Set problem
Copy each line holding the string "type".

[Extracts from a graphics dataset]
= = = = =

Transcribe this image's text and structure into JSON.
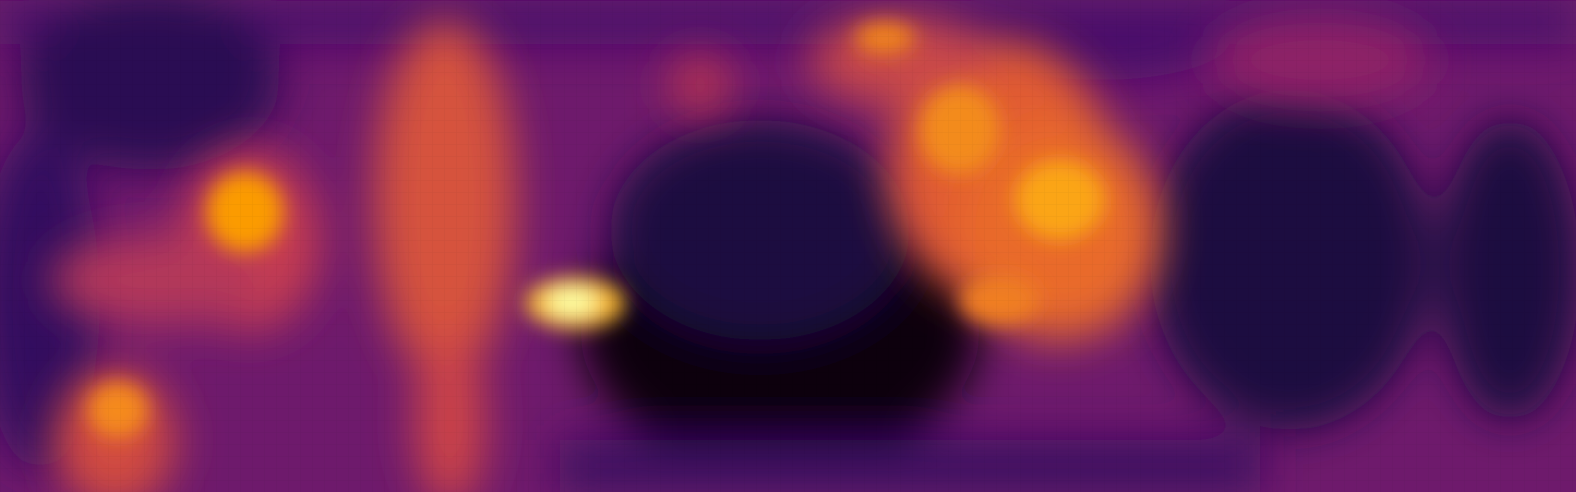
{
  "image": {
    "kind": "heatmap",
    "colormap": "inferno",
    "colormap_stops": [
      "#000004",
      "#1b0c41",
      "#4a0c6b",
      "#781c6d",
      "#a52c60",
      "#cf4446",
      "#ed6925",
      "#fb9b06",
      "#f7d13d",
      "#fcffa4"
    ],
    "base_level": 0.3
  }
}
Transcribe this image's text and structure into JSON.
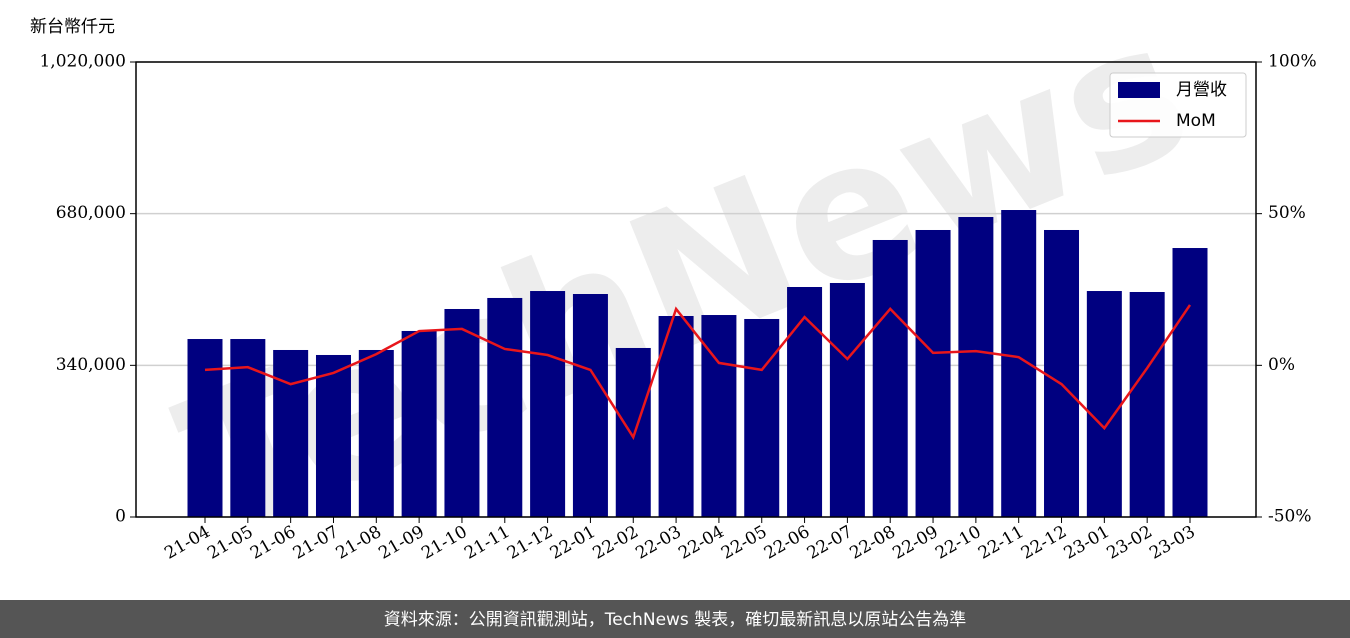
{
  "chart_data": {
    "type": "bar_line",
    "y_label": "新台幣仟元",
    "watermark": "TechNews",
    "footer": "資料來源：公開資訊觀測站，TechNews 製表，確切最新訊息以原站公告為準",
    "categories": [
      "21-04",
      "21-05",
      "21-06",
      "21-07",
      "21-08",
      "21-09",
      "21-10",
      "21-11",
      "21-12",
      "22-01",
      "22-02",
      "22-03",
      "22-04",
      "22-05",
      "22-06",
      "22-07",
      "22-08",
      "22-09",
      "22-10",
      "22-11",
      "22-12",
      "23-01",
      "23-02",
      "23-03"
    ],
    "series": [
      {
        "name": "月營收",
        "type": "bar",
        "color": "#000080",
        "values": [
          399000,
          399000,
          374400,
          363200,
          374400,
          417000,
          466300,
          491000,
          506600,
          499900,
          378900,
          450600,
          452800,
          443900,
          515600,
          524600,
          621000,
          643400,
          672500,
          688200,
          643400,
          506600,
          504400,
          603000
        ]
      },
      {
        "name": "MoM",
        "type": "line",
        "axis": "y2",
        "color": "#e8161b",
        "values": [
          -1.5,
          -0.6,
          -6.2,
          -2.5,
          3.7,
          11.3,
          12,
          5.4,
          3.4,
          -1.5,
          -23.7,
          18.6,
          0.8,
          -1.5,
          15.9,
          2.1,
          18.6,
          4.1,
          4.7,
          2.7,
          -6.2,
          -20.7,
          -0.9,
          19.9
        ]
      }
    ],
    "ylim": [
      0,
      1020000
    ],
    "yticks": [
      0,
      {
        "value": 340000,
        "label": "340,000"
      },
      {
        "value": 680000,
        "label": "680,000"
      },
      {
        "value": 1020000,
        "label": "1,020,000"
      }
    ],
    "y2lim": [
      -50,
      100
    ],
    "y2ticks": [
      {
        "value": -50,
        "label": "-50%"
      },
      {
        "value": 0,
        "label": "0%"
      },
      {
        "value": 50,
        "label": "50%"
      },
      {
        "value": 100,
        "label": "100%"
      }
    ],
    "grid": true,
    "legend": "upper right"
  }
}
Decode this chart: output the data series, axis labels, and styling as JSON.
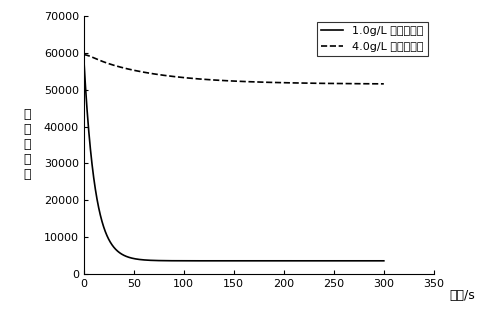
{
  "title": "",
  "xlabel": "时间/s",
  "ylabel": "散\n射\n光\n强\n度",
  "xlim": [
    0,
    350
  ],
  "ylim": [
    0,
    70000
  ],
  "xticks": [
    0,
    50,
    100,
    150,
    200,
    250,
    300,
    350
  ],
  "yticks": [
    0,
    10000,
    20000,
    30000,
    40000,
    50000,
    60000,
    70000
  ],
  "line1_label": "1.0g/L 氯化钠溶液",
  "line2_label": "4.0g/L 氯化钠溶液",
  "line1_color": "#000000",
  "line2_color": "#000000",
  "background_color": "#ffffff",
  "A1": 55000,
  "k1": 0.09,
  "C1": 3500,
  "C2": 51500,
  "A2": 8000,
  "k2": 0.015,
  "B2": 120,
  "k2b": 0.15
}
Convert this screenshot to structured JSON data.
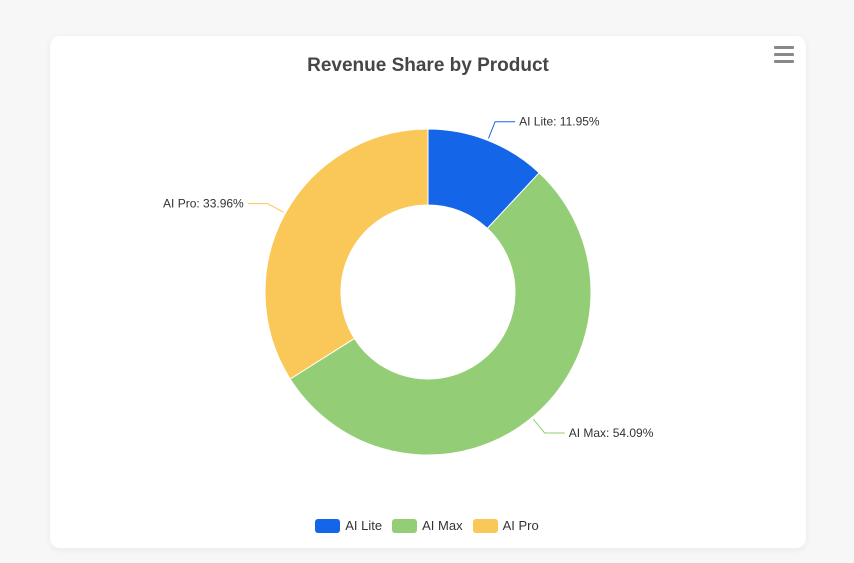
{
  "chart_data": {
    "type": "pie",
    "variant": "donut",
    "title": "Revenue Share by Product",
    "categories": [
      "AI Lite",
      "AI Max",
      "AI Pro"
    ],
    "values": [
      11.95,
      54.09,
      33.96
    ],
    "labels": [
      "AI Lite: 11.95%",
      "AI Max: 54.09%",
      "AI Pro: 33.96%"
    ],
    "colors": [
      "#1565e8",
      "#93cd76",
      "#fac858"
    ],
    "legend_position": "bottom-center"
  },
  "toolbar": {
    "menu_icon": "hamburger-menu-icon"
  }
}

= = = = =

Response for this exercise
    "type": "bar_line",
        "type": "bar",
        "type": "line",
    "type": "pie",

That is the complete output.